All of the data, word for word and free of pictures, is the expected result.

(Source records)

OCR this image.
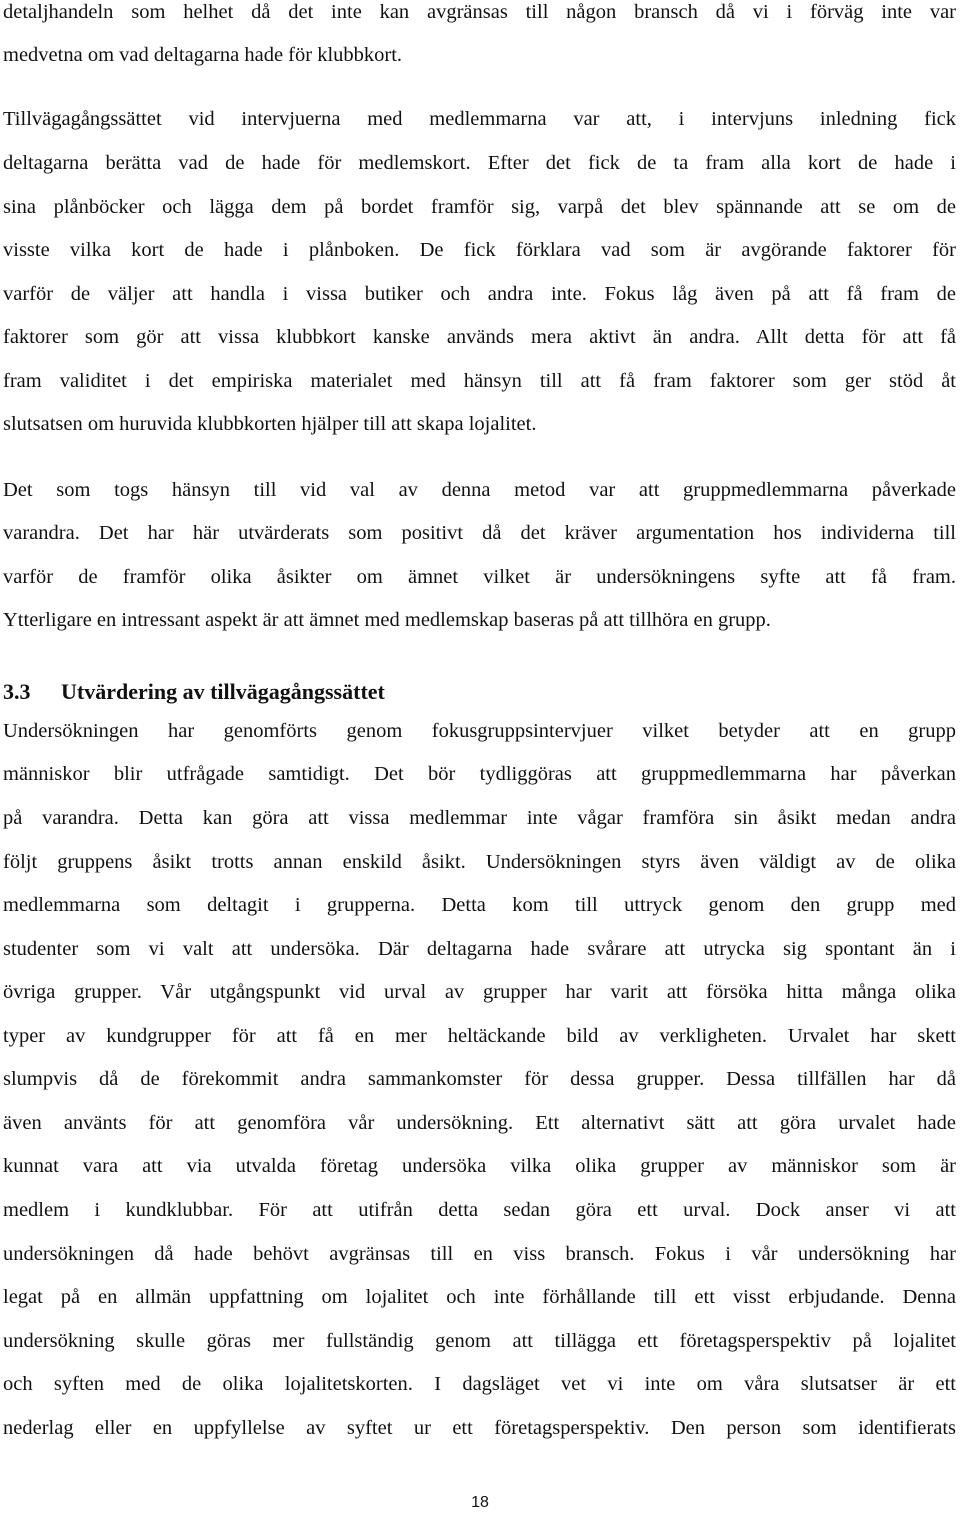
detaljhandeln som helhet då det inte kan avgränsas till någon bransch då vi i förväg inte var
medvetna om vad deltagarna hade för klubbkort.
Tillvägagångssättet vid intervjuerna med medlemmarna var att, i intervjuns inledning fick
deltagarna berätta vad de hade för medlemskort. Efter det fick de ta fram alla kort de hade i
sina plånböcker och lägga dem på bordet framför sig, varpå det blev spännande att se om de
visste vilka kort de hade i plånboken. De fick förklara vad som är avgörande faktorer för
varför de väljer att handla i vissa butiker och andra inte. Fokus låg även på att få fram de
faktorer som gör att vissa klubbkort kanske används mera aktivt än andra. Allt detta för att få
fram validitet i det empiriska materialet med hänsyn till att få fram faktorer som ger stöd åt
slutsatsen om huruvida klubbkorten hjälper till att skapa lojalitet.
Det som togs hänsyn till vid val av denna metod var att gruppmedlemmarna påverkade
varandra. Det har här utvärderats som positivt då det kräver argumentation hos individerna till
varför de framför olika åsikter om ämnet vilket är undersökningens syfte att få fram.
Ytterligare en intressant aspekt är att ämnet med medlemskap baseras på att tillhöra en grupp.
3.3 Utvärdering av tillvägagångssättet
Undersökningen har genomförts genom fokusgruppsintervjuer vilket betyder att en grupp
människor blir utfrågade samtidigt. Det bör tydliggöras att gruppmedlemmarna har påverkan
på varandra. Detta kan göra att vissa medlemmar inte vågar framföra sin åsikt medan andra
följt gruppens åsikt trotts annan enskild åsikt. Undersökningen styrs även väldigt av de olika
medlemmarna som deltagit i grupperna. Detta kom till uttryck genom den grupp med
studenter som vi valt att undersöka. Där deltagarna hade svårare att utrycka sig spontant än i
övriga grupper. Vår utgångspunkt vid urval av grupper har varit att försöka hitta många olika
typer av kundgrupper för att få en mer heltäckande bild av verkligheten. Urvalet har skett
slumpvis då de förekommit andra sammankomster för dessa grupper. Dessa tillfällen har då
även använts för att genomföra vår undersökning. Ett alternativt sätt att göra urvalet hade
kunnat vara att via utvalda företag undersöka vilka olika grupper av människor som är
medlem i kundklubbar. För att utifrån detta sedan göra ett urval. Dock anser vi att
undersökningen då hade behövt avgränsas till en viss bransch. Fokus i vår undersökning har
legat på en allmän uppfattning om lojalitet och inte förhållande till ett visst erbjudande. Denna
undersökning skulle göras mer fullständig genom att tillägga ett företagsperspektiv på lojalitet
och syften med de olika lojalitetskorten. I dagsläget vet vi inte om våra slutsatser är ett
nederlag eller en uppfyllelse av syftet ur ett företagsperspektiv. Den person som identifierats
18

(End Source records)

** Exercise result **
OCR this image.
detaljhandeln som helhet då det inte kan avgränsas till någon bransch då vi i förväg inte var
medvetna om vad deltagarna hade för klubbkort.
Tillvägagångssättet vid intervjuerna med medlemmarna var att, i intervjuns inledning fick
deltagarna berätta vad de hade för medlemskort. Efter det fick de ta fram alla kort de hade i
sina plånböcker och lägga dem på bordet framför sig, varpå det blev spännande att se om de
visste vilka kort de hade i plånboken. De fick förklara vad som är avgörande faktorer för
varför de väljer att handla i vissa butiker och andra inte. Fokus låg även på att få fram de
faktorer som gör att vissa klubbkort kanske används mera aktivt än andra. Allt detta för att få
fram validitet i det empiriska materialet med hänsyn till att få fram faktorer som ger stöd åt
slutsatsen om huruvida klubbkorten hjälper till att skapa lojalitet.
Det som togs hänsyn till vid val av denna metod var att gruppmedlemmarna påverkade
varandra. Det har här utvärderats som positivt då det kräver argumentation hos individerna till
varför de framför olika åsikter om ämnet vilket är undersökningens syfte att få fram.
Ytterligare en intressant aspekt är att ämnet med medlemskap baseras på att tillhöra en grupp.
3.3 Utvärdering av tillvägagångssättet
Undersökningen har genomförts genom fokusgruppsintervjuer vilket betyder att en grupp
människor blir utfrågade samtidigt. Det bör tydliggöras att gruppmedlemmarna har påverkan
på varandra. Detta kan göra att vissa medlemmar inte vågar framföra sin åsikt medan andra
följt gruppens åsikt trotts annan enskild åsikt. Undersökningen styrs även väldigt av de olika
medlemmarna som deltagit i grupperna. Detta kom till uttryck genom den grupp med
studenter som vi valt att undersöka. Där deltagarna hade svårare att utrycka sig spontant än i
övriga grupper. Vår utgångspunkt vid urval av grupper har varit att försöka hitta många olika
typer av kundgrupper för att få en mer heltäckande bild av verkligheten. Urvalet har skett
slumpvis då de förekommit andra sammankomster för dessa grupper. Dessa tillfällen har då
även använts för att genomföra vår undersökning. Ett alternativt sätt att göra urvalet hade
kunnat vara att via utvalda företag undersöka vilka olika grupper av människor som är
medlem i kundklubbar. För att utifrån detta sedan göra ett urval. Dock anser vi att
undersökningen då hade behövt avgränsas till en viss bransch. Fokus i vår undersökning har
legat på en allmän uppfattning om lojalitet och inte förhållande till ett visst erbjudande. Denna
undersökning skulle göras mer fullständig genom att tillägga ett företagsperspektiv på lojalitet
och syften med de olika lojalitetskorten. I dagsläget vet vi inte om våra slutsatser är ett
nederlag eller en uppfyllelse av syftet ur ett företagsperspektiv. Den person som identifierats
18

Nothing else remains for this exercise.